● **Work to do**: Lines that contain the string "JSON" are to be copied; leave out all others.

● **Dataset entries**:

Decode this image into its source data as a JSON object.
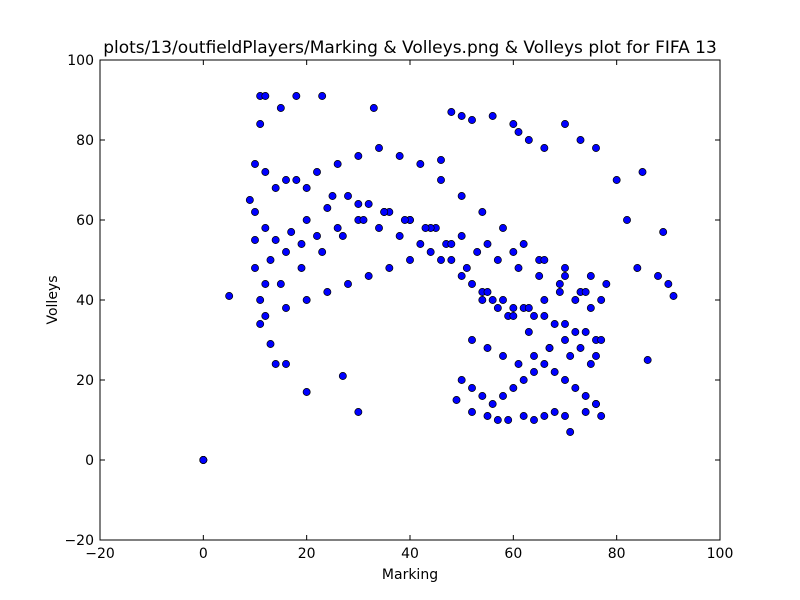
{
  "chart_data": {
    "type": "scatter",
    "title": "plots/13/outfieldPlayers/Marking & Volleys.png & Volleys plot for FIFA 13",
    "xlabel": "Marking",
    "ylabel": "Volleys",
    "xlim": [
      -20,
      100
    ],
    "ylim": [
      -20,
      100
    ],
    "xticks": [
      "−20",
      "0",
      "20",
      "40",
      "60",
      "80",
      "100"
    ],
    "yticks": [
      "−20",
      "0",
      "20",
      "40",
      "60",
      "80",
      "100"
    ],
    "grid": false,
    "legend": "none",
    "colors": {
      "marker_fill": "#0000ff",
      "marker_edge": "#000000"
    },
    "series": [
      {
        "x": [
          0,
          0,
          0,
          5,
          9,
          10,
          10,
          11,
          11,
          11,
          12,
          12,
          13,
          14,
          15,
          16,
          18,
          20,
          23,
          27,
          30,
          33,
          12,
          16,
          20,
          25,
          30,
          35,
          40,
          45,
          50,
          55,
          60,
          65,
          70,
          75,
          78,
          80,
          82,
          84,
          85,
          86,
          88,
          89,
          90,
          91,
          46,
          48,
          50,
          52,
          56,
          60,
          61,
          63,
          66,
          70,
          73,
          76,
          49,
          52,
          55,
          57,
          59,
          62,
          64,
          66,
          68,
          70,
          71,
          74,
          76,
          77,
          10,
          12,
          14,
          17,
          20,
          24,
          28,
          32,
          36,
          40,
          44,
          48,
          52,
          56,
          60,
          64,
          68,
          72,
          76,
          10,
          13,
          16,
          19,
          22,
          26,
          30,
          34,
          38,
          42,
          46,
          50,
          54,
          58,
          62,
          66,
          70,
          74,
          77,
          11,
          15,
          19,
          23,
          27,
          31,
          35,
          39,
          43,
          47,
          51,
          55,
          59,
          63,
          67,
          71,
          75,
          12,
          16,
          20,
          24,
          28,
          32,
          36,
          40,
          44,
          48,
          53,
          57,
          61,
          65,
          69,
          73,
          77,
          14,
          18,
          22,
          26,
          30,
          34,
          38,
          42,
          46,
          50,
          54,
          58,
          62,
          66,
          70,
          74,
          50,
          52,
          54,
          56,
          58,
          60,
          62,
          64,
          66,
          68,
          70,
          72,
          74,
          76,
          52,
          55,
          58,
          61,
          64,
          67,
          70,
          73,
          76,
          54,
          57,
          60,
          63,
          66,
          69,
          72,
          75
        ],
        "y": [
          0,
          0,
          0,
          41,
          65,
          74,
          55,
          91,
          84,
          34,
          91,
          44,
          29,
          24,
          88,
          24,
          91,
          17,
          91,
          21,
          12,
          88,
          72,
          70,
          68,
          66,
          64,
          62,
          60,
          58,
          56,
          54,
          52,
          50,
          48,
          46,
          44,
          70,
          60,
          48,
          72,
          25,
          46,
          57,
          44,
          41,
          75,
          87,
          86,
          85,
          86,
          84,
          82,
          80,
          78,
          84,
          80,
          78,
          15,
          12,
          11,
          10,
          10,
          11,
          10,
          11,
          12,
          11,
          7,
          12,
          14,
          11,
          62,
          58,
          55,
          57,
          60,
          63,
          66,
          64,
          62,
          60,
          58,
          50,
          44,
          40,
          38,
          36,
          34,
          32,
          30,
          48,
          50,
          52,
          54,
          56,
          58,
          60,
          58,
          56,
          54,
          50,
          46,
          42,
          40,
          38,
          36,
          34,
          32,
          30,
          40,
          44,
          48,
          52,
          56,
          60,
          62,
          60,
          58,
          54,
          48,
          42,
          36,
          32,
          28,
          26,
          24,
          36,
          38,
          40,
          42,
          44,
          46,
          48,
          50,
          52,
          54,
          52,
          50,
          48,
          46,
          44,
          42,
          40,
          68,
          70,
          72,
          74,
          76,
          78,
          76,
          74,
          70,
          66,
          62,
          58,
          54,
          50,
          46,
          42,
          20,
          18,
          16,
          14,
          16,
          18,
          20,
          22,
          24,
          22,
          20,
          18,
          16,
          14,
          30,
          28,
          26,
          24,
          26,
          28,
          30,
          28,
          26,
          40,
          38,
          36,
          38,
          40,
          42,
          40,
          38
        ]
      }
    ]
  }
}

* * *

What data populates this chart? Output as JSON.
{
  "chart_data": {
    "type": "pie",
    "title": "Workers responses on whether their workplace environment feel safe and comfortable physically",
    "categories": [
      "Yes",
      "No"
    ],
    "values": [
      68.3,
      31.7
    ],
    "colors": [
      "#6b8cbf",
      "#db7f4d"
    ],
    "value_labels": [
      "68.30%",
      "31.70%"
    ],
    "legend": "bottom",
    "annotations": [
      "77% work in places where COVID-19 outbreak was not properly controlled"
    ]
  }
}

---

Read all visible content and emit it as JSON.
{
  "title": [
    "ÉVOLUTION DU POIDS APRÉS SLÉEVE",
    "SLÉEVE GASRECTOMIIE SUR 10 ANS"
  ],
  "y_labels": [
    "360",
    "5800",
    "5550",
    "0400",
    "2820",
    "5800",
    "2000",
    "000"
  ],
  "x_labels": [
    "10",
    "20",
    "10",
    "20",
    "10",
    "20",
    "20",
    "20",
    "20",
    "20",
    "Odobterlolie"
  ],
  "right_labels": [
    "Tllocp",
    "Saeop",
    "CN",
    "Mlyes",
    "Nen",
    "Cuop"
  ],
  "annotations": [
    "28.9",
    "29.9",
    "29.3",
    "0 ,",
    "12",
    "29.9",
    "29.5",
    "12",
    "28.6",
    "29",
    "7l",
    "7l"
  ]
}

● **Exercise solution**:
Decode this image into its source data as a JSON object.
What data populates this chart? Output as JSON.
Read all visible content and emit it as JSON.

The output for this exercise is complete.